(Extracted records)
== == ==

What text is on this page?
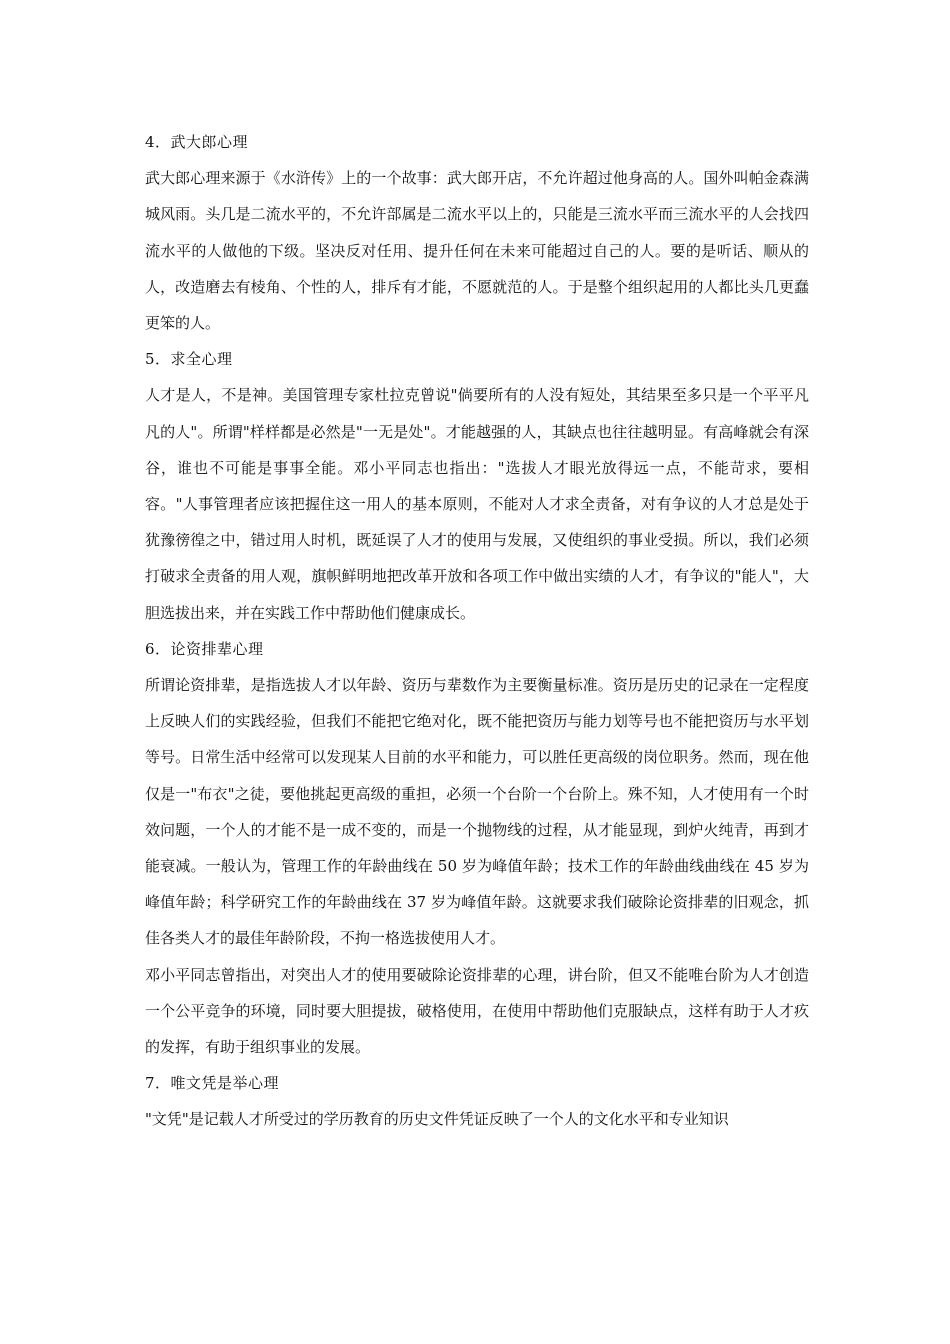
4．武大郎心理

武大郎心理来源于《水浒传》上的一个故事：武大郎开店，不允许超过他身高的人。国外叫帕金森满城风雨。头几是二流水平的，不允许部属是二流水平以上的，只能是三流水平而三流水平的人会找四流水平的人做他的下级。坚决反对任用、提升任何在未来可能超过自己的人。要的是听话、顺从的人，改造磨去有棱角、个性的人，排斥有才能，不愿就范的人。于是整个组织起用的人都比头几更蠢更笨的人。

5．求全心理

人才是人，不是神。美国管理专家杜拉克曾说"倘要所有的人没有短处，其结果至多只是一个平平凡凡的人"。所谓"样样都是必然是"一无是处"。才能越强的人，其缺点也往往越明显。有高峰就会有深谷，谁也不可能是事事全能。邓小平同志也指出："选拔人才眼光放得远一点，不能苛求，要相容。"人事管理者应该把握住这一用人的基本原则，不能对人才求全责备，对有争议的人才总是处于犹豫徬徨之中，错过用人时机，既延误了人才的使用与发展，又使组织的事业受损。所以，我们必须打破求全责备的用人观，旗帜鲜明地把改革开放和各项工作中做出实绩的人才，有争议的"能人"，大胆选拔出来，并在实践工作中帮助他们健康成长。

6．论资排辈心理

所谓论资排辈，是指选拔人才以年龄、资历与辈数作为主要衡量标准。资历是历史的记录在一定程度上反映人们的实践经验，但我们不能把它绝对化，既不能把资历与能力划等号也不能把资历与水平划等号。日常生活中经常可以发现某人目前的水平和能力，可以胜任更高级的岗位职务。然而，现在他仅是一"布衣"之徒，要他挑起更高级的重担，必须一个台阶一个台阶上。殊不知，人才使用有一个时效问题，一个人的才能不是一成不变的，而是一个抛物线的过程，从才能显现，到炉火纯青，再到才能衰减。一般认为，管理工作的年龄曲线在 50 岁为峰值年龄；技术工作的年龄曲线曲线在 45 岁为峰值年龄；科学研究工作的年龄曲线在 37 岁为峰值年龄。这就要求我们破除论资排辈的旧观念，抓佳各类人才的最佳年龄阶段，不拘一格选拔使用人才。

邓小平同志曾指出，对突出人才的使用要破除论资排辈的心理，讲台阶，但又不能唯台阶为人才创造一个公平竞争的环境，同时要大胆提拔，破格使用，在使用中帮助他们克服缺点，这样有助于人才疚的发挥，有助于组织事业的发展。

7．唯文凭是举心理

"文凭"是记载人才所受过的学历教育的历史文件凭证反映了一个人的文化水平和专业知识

== == ==

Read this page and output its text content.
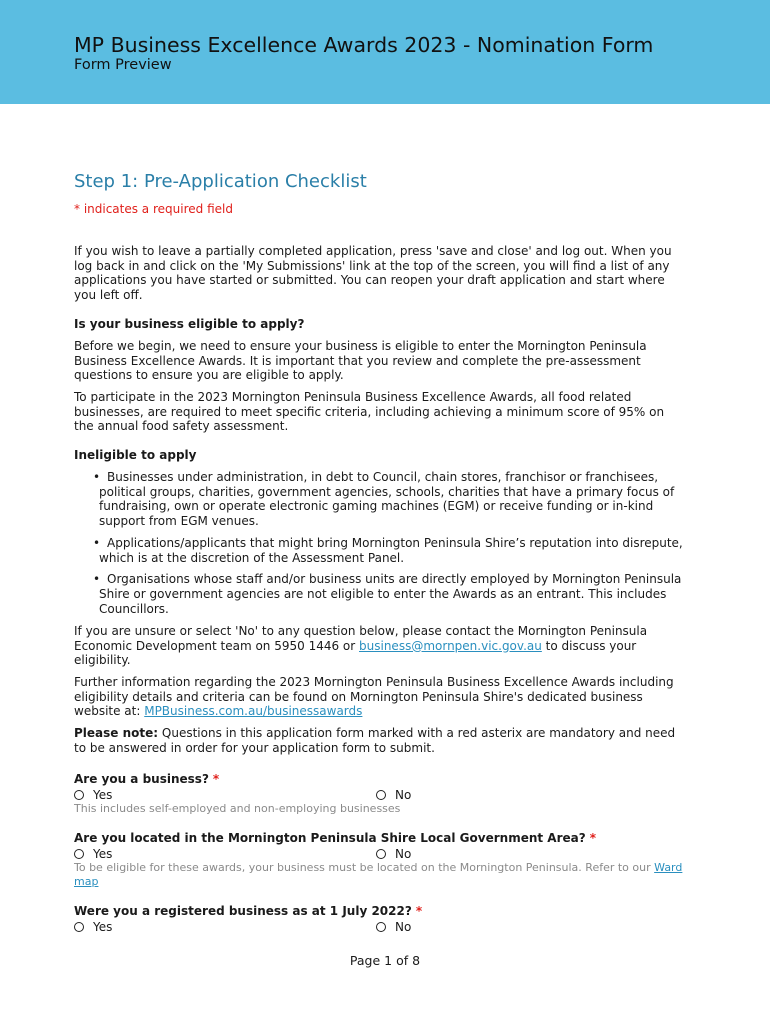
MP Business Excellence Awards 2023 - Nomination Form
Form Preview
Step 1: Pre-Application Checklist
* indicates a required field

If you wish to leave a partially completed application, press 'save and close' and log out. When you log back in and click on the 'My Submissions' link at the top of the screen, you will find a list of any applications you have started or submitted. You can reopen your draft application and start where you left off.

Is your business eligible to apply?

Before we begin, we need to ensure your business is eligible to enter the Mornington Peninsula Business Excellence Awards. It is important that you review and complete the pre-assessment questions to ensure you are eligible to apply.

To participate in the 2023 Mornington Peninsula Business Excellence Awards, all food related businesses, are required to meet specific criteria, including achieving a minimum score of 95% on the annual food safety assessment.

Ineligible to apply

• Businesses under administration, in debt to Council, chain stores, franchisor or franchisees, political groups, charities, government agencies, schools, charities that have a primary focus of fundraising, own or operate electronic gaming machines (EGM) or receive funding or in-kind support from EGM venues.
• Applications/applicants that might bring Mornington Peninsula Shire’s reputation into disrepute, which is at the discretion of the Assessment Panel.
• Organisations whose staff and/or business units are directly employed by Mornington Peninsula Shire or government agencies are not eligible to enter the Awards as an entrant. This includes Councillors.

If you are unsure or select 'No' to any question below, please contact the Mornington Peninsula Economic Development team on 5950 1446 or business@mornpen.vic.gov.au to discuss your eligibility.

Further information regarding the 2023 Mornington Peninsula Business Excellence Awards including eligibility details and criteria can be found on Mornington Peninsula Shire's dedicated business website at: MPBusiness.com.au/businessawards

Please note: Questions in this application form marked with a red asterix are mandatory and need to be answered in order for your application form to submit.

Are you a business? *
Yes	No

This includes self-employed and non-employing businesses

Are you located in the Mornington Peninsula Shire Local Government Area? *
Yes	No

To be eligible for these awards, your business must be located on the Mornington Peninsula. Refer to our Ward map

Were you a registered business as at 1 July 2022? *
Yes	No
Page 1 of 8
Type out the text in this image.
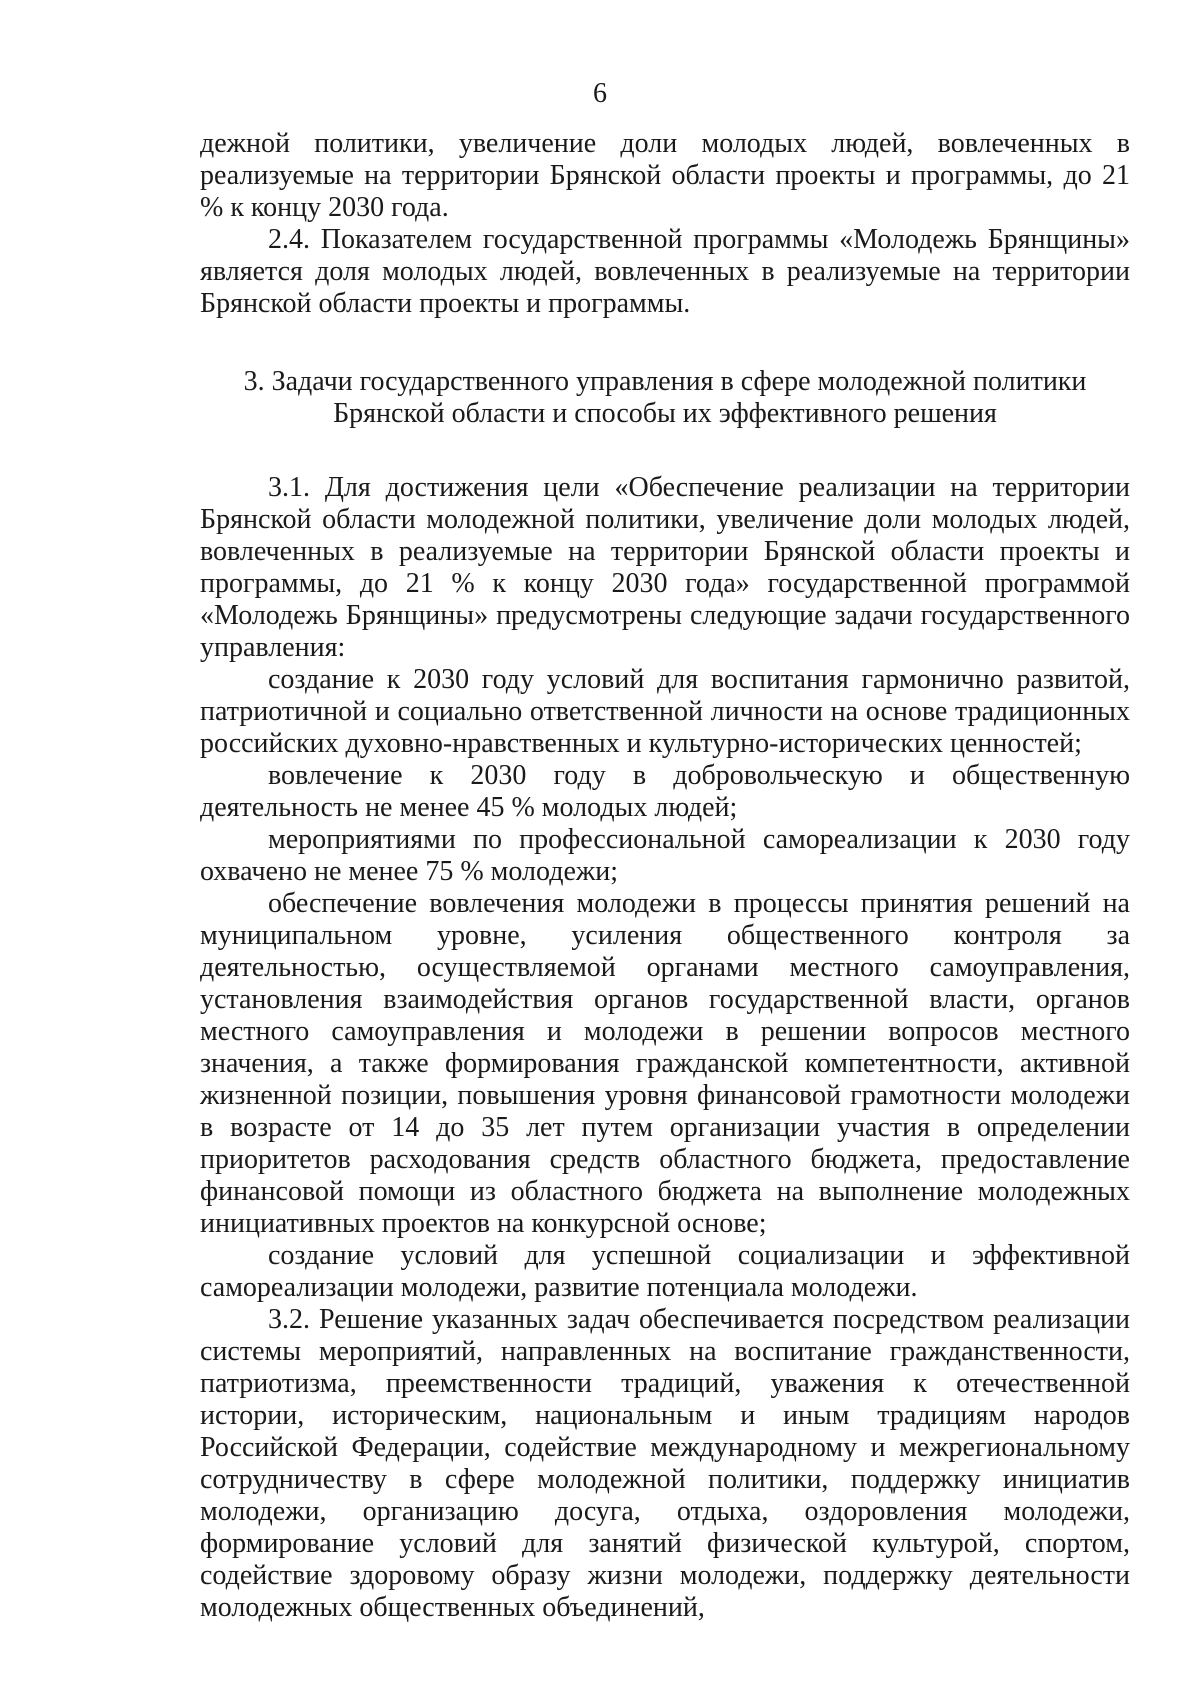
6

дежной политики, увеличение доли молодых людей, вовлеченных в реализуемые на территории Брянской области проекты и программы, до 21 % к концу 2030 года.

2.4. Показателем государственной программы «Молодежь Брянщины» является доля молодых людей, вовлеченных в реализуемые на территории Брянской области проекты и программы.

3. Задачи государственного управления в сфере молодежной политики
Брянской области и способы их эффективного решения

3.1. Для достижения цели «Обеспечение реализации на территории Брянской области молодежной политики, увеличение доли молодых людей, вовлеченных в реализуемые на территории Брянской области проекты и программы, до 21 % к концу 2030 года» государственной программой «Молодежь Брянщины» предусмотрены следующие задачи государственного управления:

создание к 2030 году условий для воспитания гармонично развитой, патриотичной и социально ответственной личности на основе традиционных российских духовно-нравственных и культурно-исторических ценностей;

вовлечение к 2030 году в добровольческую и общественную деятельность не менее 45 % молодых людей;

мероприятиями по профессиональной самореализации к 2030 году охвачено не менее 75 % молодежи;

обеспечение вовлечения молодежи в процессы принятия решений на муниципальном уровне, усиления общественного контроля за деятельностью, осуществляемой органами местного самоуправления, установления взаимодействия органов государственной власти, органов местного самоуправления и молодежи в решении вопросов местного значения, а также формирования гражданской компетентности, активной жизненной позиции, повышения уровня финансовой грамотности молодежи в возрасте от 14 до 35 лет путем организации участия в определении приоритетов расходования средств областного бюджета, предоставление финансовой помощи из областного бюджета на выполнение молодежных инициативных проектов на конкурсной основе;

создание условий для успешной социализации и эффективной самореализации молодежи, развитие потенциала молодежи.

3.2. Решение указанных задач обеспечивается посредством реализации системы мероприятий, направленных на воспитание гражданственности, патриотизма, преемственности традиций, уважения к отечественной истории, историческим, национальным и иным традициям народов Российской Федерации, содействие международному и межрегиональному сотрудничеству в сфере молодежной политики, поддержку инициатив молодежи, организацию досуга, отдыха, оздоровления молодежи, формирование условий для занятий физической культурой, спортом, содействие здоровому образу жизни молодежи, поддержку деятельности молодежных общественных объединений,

== == ==

• **Task to carry out**: Every line above that contains the word "located" should be reported.

• **Output of the exercise**:
Are you located in the Mornington Peninsula Shire Local Government Area? *
To be eligible for these awards, your business must be located on the Mornington Peninsula. Refer to our Ward map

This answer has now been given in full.